Please retype the records below exactly, leaving out any pictures.

Data shown:
•••••
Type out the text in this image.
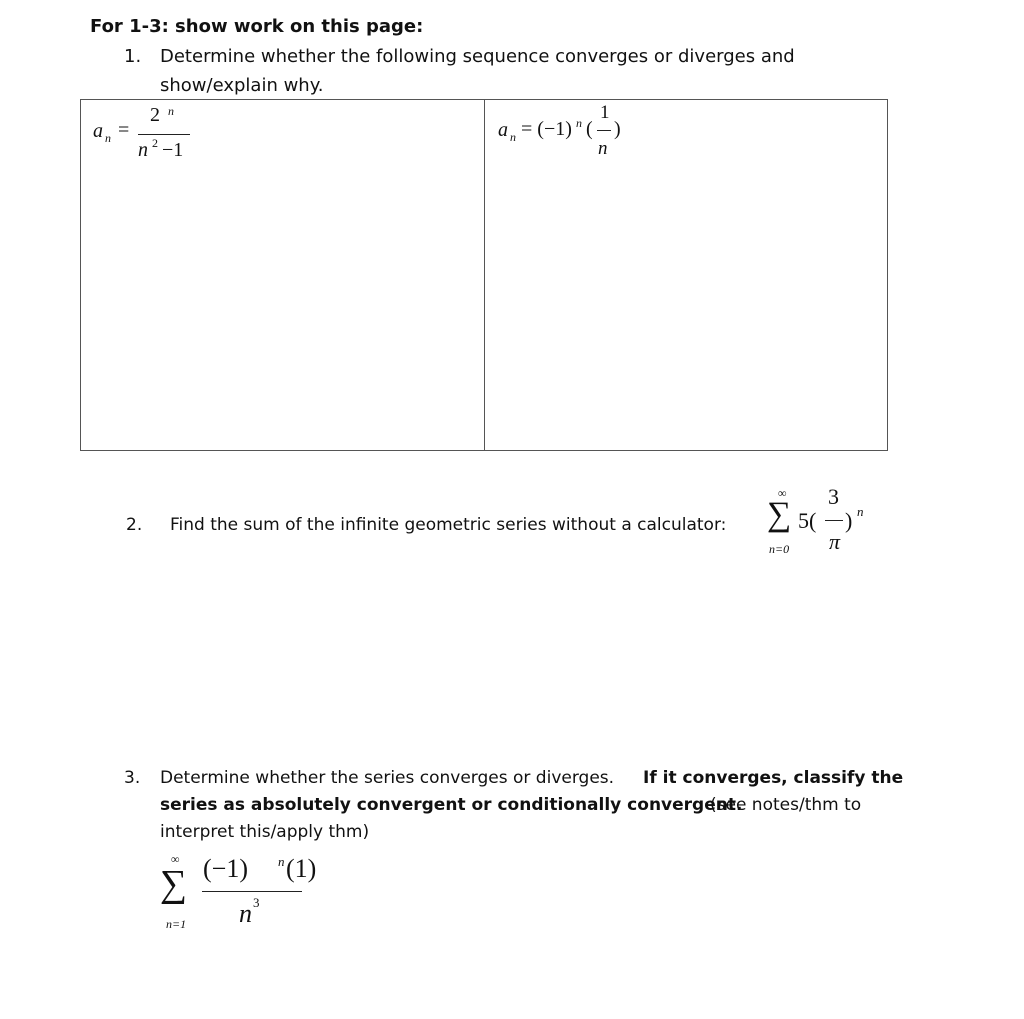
For 1-3: show work on this page:
1. Determine whether the following sequence converges or diverges and
show/explain why.
a n =
2 n
n 2 −1
a n = (−1) n (
1
n
)
2. Find the sum of the infinite geometric series without a calculator:
∞
∑
n=0
5(
3
π
) n
3. Determine whether the series converges or diverges. If it converges, classify the
series as absolutely convergent or conditionally convergent.
(see notes/thm to
interpret this/apply thm)
∞
∑
n=1
(−1) n (1)
n 3
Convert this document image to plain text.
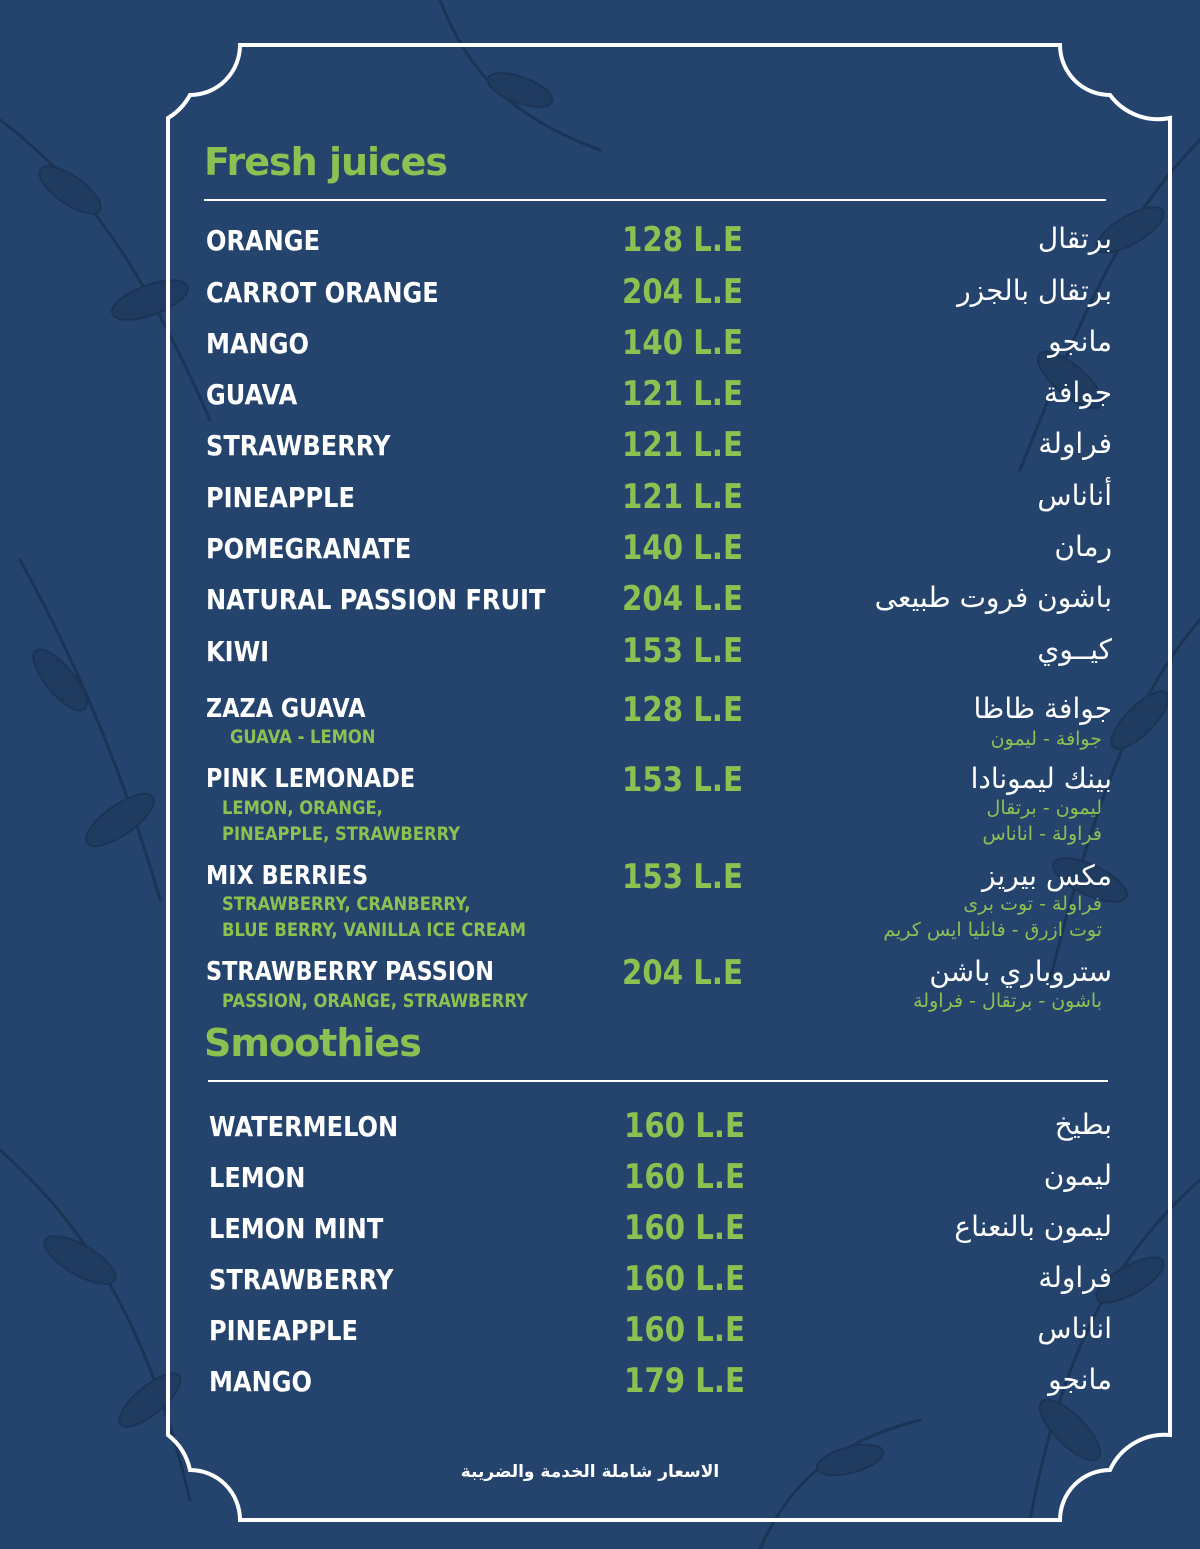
Fresh juices
ORANGE	128 L.E	برتقال
CARROT ORANGE	204 L.E	برتقال بالجزر
MANGO	140 L.E	مانجو
GUAVA	121 L.E	جوافة
STRAWBERRY	121 L.E	فراولة
PINEAPPLE	121 L.E	أناناس
POMEGRANATE	140 L.E	رمان
NATURAL PASSION FRUIT 204 L.E	باشون فروت طبيعى
KIWI	153 L.E	كيــوي
ZAZA GUAVA	128 L.E	جوافة ظاظا
GUAVA - LEMON	جوافة - ليمون
PINK LEMONADE	153 L.E	بينك ليمونادا
LEMON, ORANGE,
PINEAPPLE, STRAWBERRY
ليمون - برتقال
فراولة - اناناس
MIX BERRIES	153 L.E	مكس بيريز
STRAWBERRY, CRANBERRY,
BLUE BERRY, VANILLA ICE CREAM
فراولة - توت برى
توت ازرق - فانليا ايس كريم
STRAWBERRY PASSION	204 L.E	ستروباري باشن
PASSION, ORANGE, STRAWBERRY	باشون - برتقال - فراولة
Smoothies
WATERMELON	160 L.E	بطيخ
LEMON	160 L.E	ليمون
LEMON MINT	160 L.E	ليمون بالنعناع
STRAWBERRY	160 L.E	فراولة
PINEAPPLE	160 L.E	اناناس
MANGO	179 L.E	مانجو
الاسعار شاملة الخدمة والضريبة
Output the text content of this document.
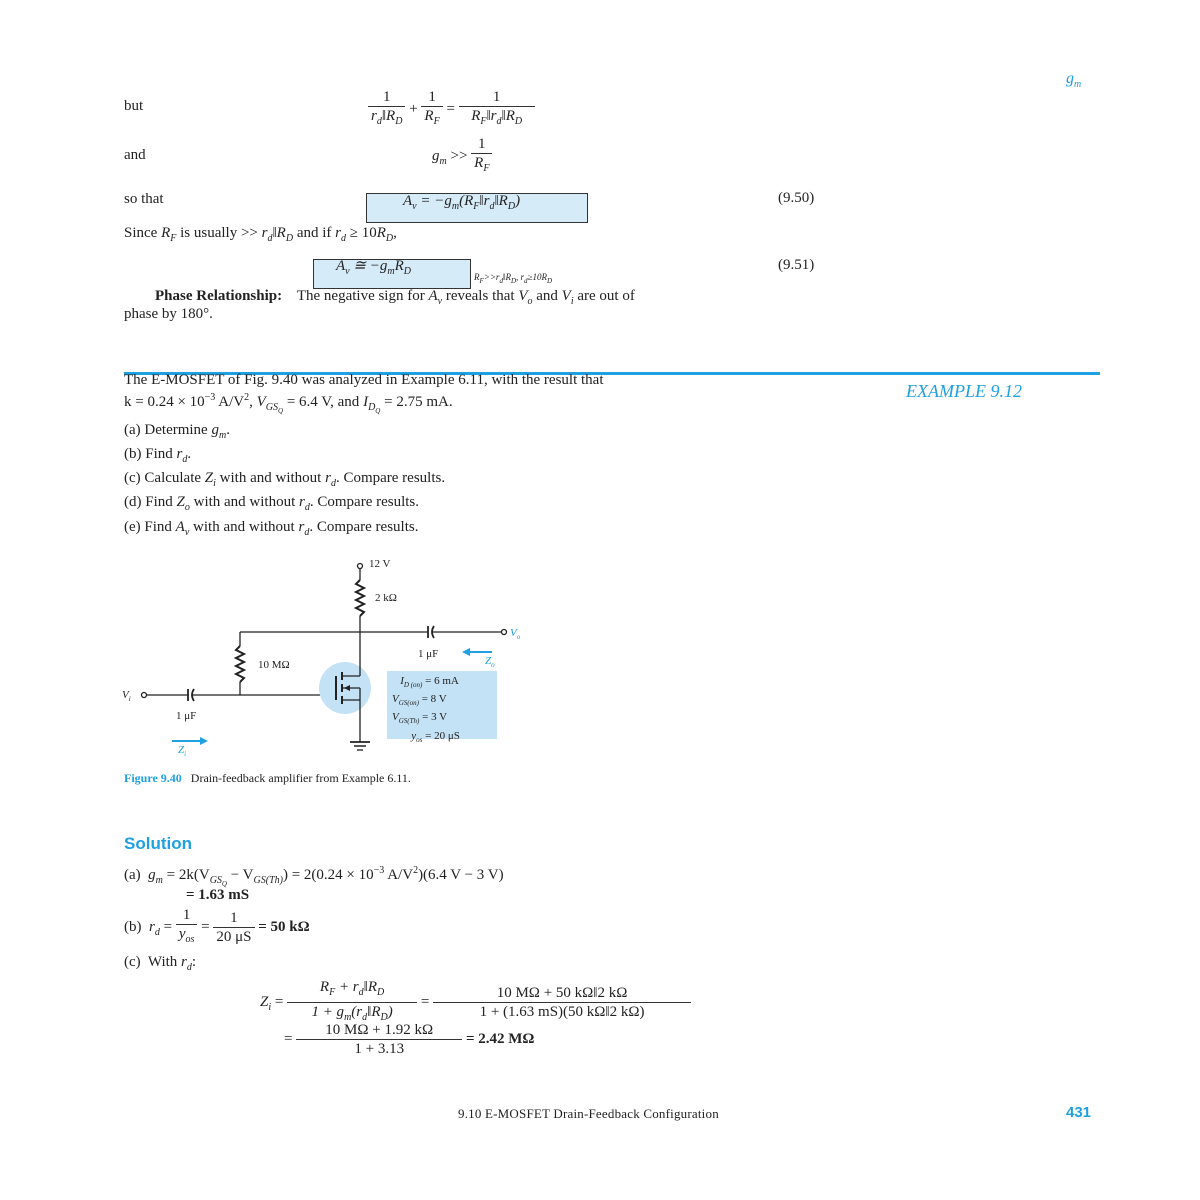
$g_m$
but	$\frac{1}{r_d‖R_D} + \frac{1}{R_F} = \frac{1}{R_F‖r_d‖R_D}$
and	$g_m >> \frac{1}{R_F}$
so that	$A_v$ = $-g_m(R_F‖r_d‖R_D)$	(9.50)
Since $R_F$ is usually >> $r_d‖R_D$ and if $r_d \ge 10R_D$,
$A_v$ ≅ $-g_mR_D$	$R_F>>r_d‖R_D$, $r_d\ge 10R_D$
(9.51)
Phase Relationship: The negative sign for $A_v$ reveals that $V_o$ and $V_i$ are out of
phase by 180°.
EXAMPLE 9.12
The E-MOSFET of Fig. 9.40 was analyzed in Example 6.11, with the result that
$k = 0.24 \times 10^{-3}$ $A/V^2$, $V_{GS_Q} = 6.4$ V, and $I_{D_Q} = 2.75$ mA.
(a) Determine $g_m$.
(b) Find $r_d$.
(c) Calculate $Z_i$ with and without $r_d$. Compare results.
(d) Find $Z_o$ with and without $r_d$. Compare results.
(e) Find $A_v$ with and without $r_d$. Compare results.
12 V
2 kΩ
10 MΩ
1 μF
1 μF
$V_i$
$V_o$
$Z_i$
$Z_o$
$I_{D (on)} = 6$ mA
$V_{GS(on)} = 8$ V
$V_{GS(Th)} = 3$ V
$y_{os} = 20$ μS
Figure 9.40 Drain-feedback amplifier from Example 6.11.
Solution
(a) $g_m = 2k(V_{GS_Q} - V_{GS(Th)}) = 2(0.24 \times 10^{-3}$ $A/V^2)(6.4$ V − 3 V)
= 1.63 mS
(b) $r_d = \frac{1}{y_{os}} = \frac{1}{20 \mu S} = 50$ kΩ
(c) With $r_d$:
$Z_i = \frac{R_F + r_d‖R_D}{1 + g_m(r_d‖R_D)} = \frac{10 M\Omega + 50 k\Omega‖2 k\Omega}{1 + (1.63 mS)(50 k\Omega‖2 k\Omega)}$
= $\frac{10 M\Omega + 1.92 k\Omega}{1 + 3.13} = 2.42$ MΩ
9.10 E-MOSFET Drain-Feedback Configuration	431
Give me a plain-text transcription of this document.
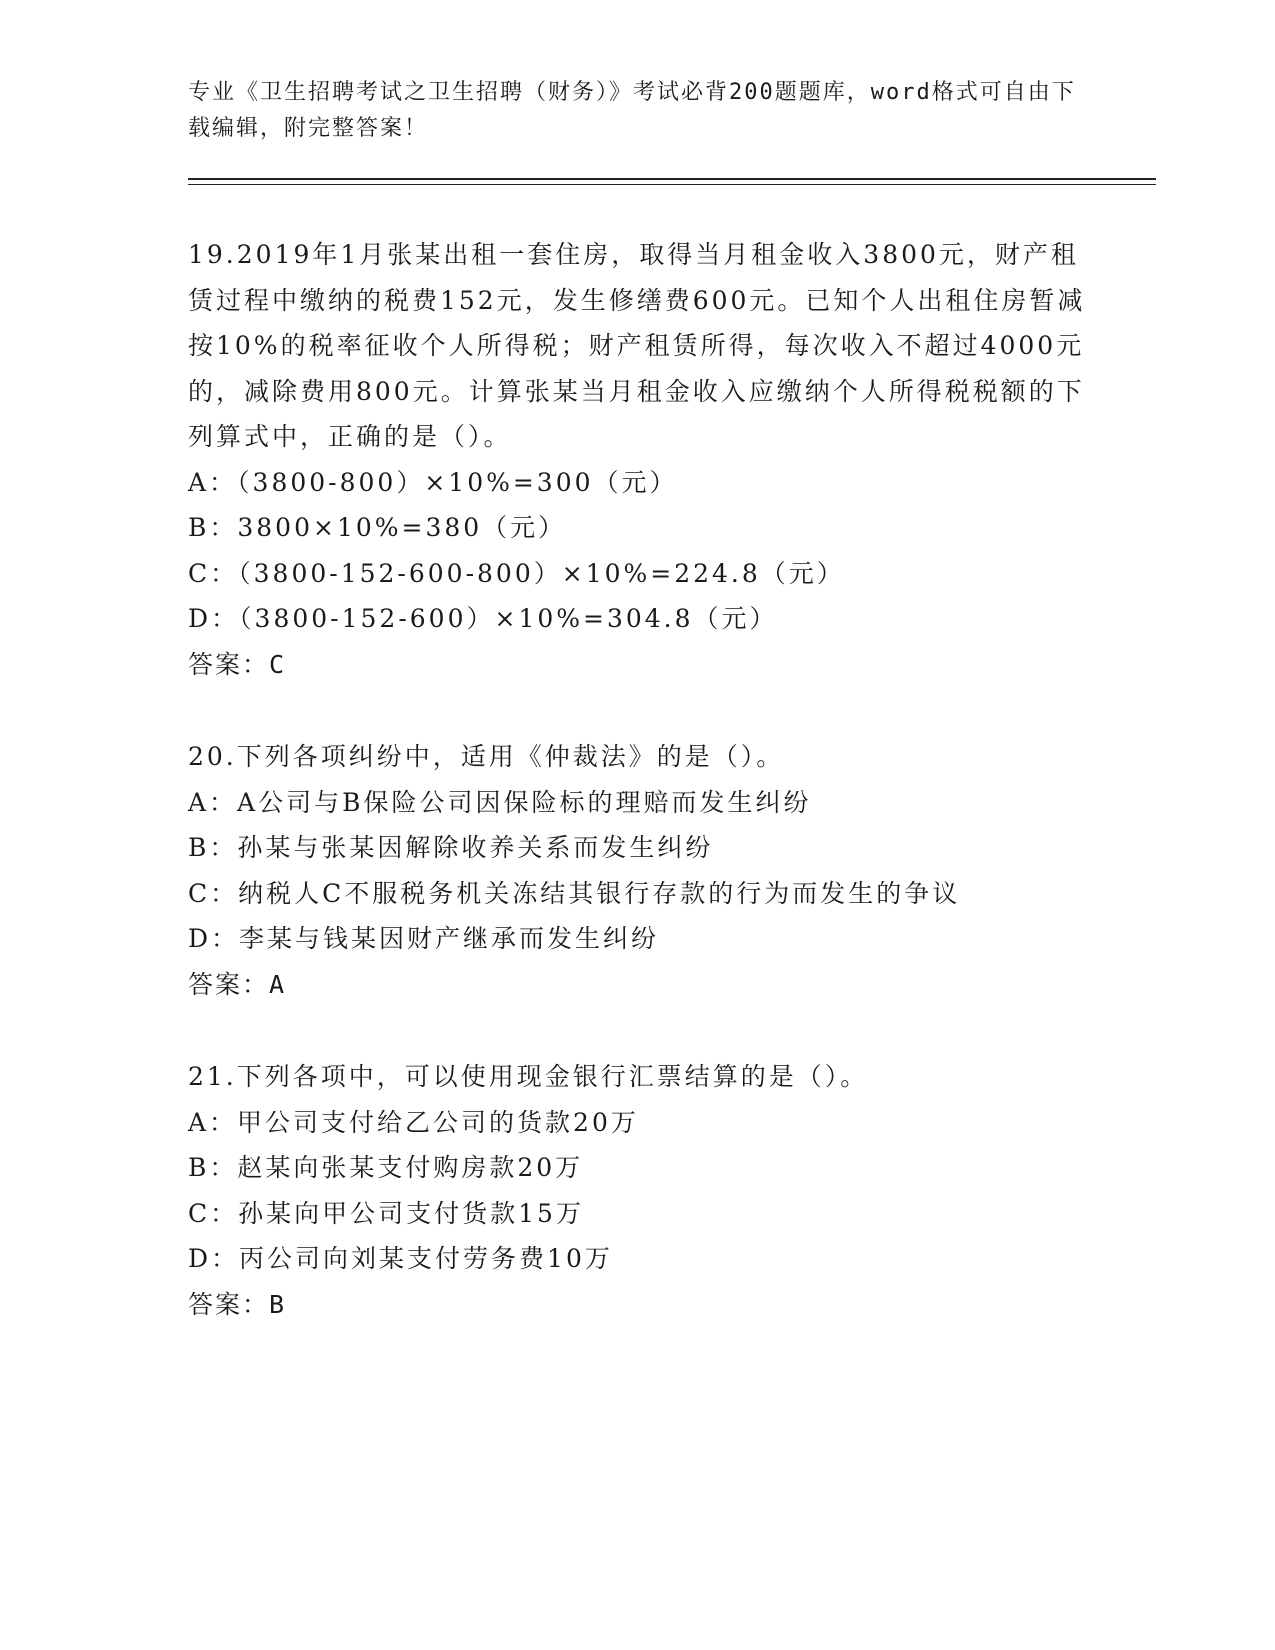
专业《卫生招聘考试之卫生招聘（财务）》考试必背200题题库，word格式可自由下载编辑，附完整答案！

19.2019年1月张某出租一套住房，取得当月租金收入3800元，财产租赁过程中缴纳的税费152元，发生修缮费600元。已知个人出租住房暂减按10%的税率征收个人所得税；财产租赁所得，每次收入不超过4000元的，减除费用800元。计算张某当月租金收入应缴纳个人所得税税额的下列算式中，正确的是（）。

A：（3800-800）×10%=300（元）
B：3800×10%=380（元）
C：（3800-152-600-800）×10%=224.8（元）
D：（3800-152-600）×10%=304.8（元）
答案：C

20.下列各项纠纷中，适用《仲裁法》的是（）。

A：A公司与B保险公司因保险标的理赔而发生纠纷
B：孙某与张某因解除收养关系而发生纠纷
C：纳税人C不服税务机关冻结其银行存款的行为而发生的争议
D：李某与钱某因财产继承而发生纠纷
答案：A

21.下列各项中，可以使用现金银行汇票结算的是（）。

A：甲公司支付给乙公司的货款20万
B：赵某向张某支付购房款20万
C：孙某向甲公司支付货款15万
D：丙公司向刘某支付劳务费10万
答案：B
•••••
Output of the task:
Type out the text in this image.
For 1-3: show work on this page:
1. Determine whether the following sequence converges or diverges and
show/explain why.
a n =
2 n
n 2 −1
a n = (−1) n (
1
n
)
2. Find the sum of the infinite geometric series without a calculator:
∞
∑
n=0
5(
3
π
) n
3. Determine whether the series converges or diverges. If it converges, classify the
series as absolutely convergent or conditionally convergent.
(see notes/thm to
interpret this/apply thm)
∞
∑
n=1
(−1) n (1)
n 3
Convert this document image to plain text.
Fresh juices
ORANGE	128 L.E	برتقال
CARROT ORANGE	204 L.E	برتقال بالجزر
MANGO	140 L.E	مانجو
GUAVA	121 L.E	جوافة
STRAWBERRY	121 L.E	فراولة
PINEAPPLE	121 L.E	أناناس
POMEGRANATE	140 L.E	رمان
NATURAL PASSION FRUIT 204 L.E	باشون فروت طبيعى
KIWI	153 L.E	كيــوي
ZAZA GUAVA	128 L.E	جوافة ظاظا
GUAVA - LEMON	جوافة - ليمون
PINK LEMONADE	153 L.E	بينك ليمونادا
LEMON, ORANGE,
PINEAPPLE, STRAWBERRY
ليمون - برتقال
فراولة - اناناس
MIX BERRIES	153 L.E	مكس بيريز
STRAWBERRY, CRANBERRY,
BLUE BERRY, VANILLA ICE CREAM
فراولة - توت برى
توت ازرق - فانليا ايس كريم
STRAWBERRY PASSION	204 L.E	ستروباري باشن
PASSION, ORANGE, STRAWBERRY	باشون - برتقال - فراولة
Smoothies
WATERMELON	160 L.E	بطيخ
LEMON	160 L.E	ليمون
LEMON MINT	160 L.E	ليمون بالنعناع
STRAWBERRY	160 L.E	فراولة
PINEAPPLE	160 L.E	اناناس
MANGO	179 L.E	مانجو
الاسعار شاملة الخدمة والضريبة
Output the text content of this document.
$g_m$
but	$\frac{1}{r_d‖R_D} + \frac{1}{R_F} = \frac{1}{R_F‖r_d‖R_D}$
and	$g_m >> \frac{1}{R_F}$
so that	$A_v$ = $-g_m(R_F‖r_d‖R_D)$	(9.50)
Since $R_F$ is usually >> $r_d‖R_D$ and if $r_d \ge 10R_D$,
$A_v$ ≅ $-g_mR_D$	$R_F>>r_d‖R_D$, $r_d\ge 10R_D$
(9.51)
Phase Relationship: The negative sign for $A_v$ reveals that $V_o$ and $V_i$ are out of
phase by 180°.
EXAMPLE 9.12
The E-MOSFET of Fig. 9.40 was analyzed in Example 6.11, with the result that
$k = 0.24 \times 10^{-3}$ $A/V^2$, $V_{GS_Q} = 6.4$ V, and $I_{D_Q} = 2.75$ mA.
(a) Determine $g_m$.
(b) Find $r_d$.
(c) Calculate $Z_i$ with and without $r_d$. Compare results.
(d) Find $Z_o$ with and without $r_d$. Compare results.
(e) Find $A_v$ with and without $r_d$. Compare results.
12 V
2 kΩ
10 MΩ
1 μF
1 μF
$V_i$
$V_o$
$Z_i$
$Z_o$
$I_{D (on)} = 6$ mA
$V_{GS(on)} = 8$ V
$V_{GS(Th)} = 3$ V
$y_{os} = 20$ μS
Figure 9.40 Drain-feedback amplifier from Example 6.11.
Solution
(a) $g_m = 2k(V_{GS_Q} - V_{GS(Th)}) = 2(0.24 \times 10^{-3}$ $A/V^2)(6.4$ V − 3 V)
= 1.63 mS
(b) $r_d = \frac{1}{y_{os}} = \frac{1}{20 \mu S} = 50$ kΩ
(c) With $r_d$:
$Z_i = \frac{R_F + r_d‖R_D}{1 + g_m(r_d‖R_D)} = \frac{10 M\Omega + 50 k\Omega‖2 k\Omega}{1 + (1.63 mS)(50 k\Omega‖2 k\Omega)}$
= $\frac{10 M\Omega + 1.92 k\Omega}{1 + 3.13} = 2.42$ MΩ
9.10 E-MOSFET Drain-Feedback Configuration	431
Give me a plain-text transcription of this document.
专业《卫生招聘考试之卫生招聘（财务）》考试必背200题题库，word格式可自由下载编辑，附完整答案！

19.2019年1月张某出租一套住房，取得当月租金收入3800元，财产租赁过程中缴纳的税费152元，发生修缮费600元。已知个人出租住房暂减按10%的税率征收个人所得税；财产租赁所得，每次收入不超过4000元的，减除费用800元。计算张某当月租金收入应缴纳个人所得税税额的下列算式中，正确的是（）。

A：（3800-800）×10%=300（元）
B：3800×10%=380（元）
C：（3800-152-600-800）×10%=224.8（元）
D：（3800-152-600）×10%=304.8（元）
答案：C

20.下列各项纠纷中，适用《仲裁法》的是（）。

A：A公司与B保险公司因保险标的理赔而发生纠纷
B：孙某与张某因解除收养关系而发生纠纷
C：纳税人C不服税务机关冻结其银行存款的行为而发生的争议
D：李某与钱某因财产继承而发生纠纷
答案：A

21.下列各项中，可以使用现金银行汇票结算的是（）。

A：甲公司支付给乙公司的货款20万
B：赵某向张某支付购房款20万
C：孙某向甲公司支付货款15万
D：丙公司向刘某支付劳务费10万
答案：B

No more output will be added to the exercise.